■ **WRITTEN EXERCISE**
Your task is to filter the data below down to the lines holding "Dokumente".

* start DATA TO PROCESS *

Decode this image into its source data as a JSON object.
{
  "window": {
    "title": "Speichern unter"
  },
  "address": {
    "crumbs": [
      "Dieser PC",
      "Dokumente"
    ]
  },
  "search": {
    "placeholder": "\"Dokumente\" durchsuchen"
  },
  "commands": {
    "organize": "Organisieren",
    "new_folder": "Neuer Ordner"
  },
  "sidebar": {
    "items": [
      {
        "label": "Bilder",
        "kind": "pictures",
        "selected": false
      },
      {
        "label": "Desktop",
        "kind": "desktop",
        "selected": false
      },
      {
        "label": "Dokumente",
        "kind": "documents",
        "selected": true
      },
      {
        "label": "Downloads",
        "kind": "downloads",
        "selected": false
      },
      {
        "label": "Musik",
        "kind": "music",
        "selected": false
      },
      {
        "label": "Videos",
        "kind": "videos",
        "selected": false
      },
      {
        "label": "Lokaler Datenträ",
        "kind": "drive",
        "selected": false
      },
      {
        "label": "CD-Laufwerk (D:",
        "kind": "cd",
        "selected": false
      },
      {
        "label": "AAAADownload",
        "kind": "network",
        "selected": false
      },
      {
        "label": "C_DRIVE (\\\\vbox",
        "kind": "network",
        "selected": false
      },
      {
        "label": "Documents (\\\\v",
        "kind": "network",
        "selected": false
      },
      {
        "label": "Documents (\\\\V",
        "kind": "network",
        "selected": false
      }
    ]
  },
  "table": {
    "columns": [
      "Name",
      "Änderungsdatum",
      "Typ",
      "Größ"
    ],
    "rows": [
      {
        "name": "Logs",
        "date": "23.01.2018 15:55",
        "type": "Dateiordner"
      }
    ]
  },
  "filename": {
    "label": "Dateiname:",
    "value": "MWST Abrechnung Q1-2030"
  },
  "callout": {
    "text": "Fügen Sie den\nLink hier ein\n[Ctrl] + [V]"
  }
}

* end DATA TO PROCESS *

■ **PROBLEM SOLUTION**
      "Dokumente"
    "placeholder": "\"Dokumente\" durchsuchen"
        "label": "Dokumente",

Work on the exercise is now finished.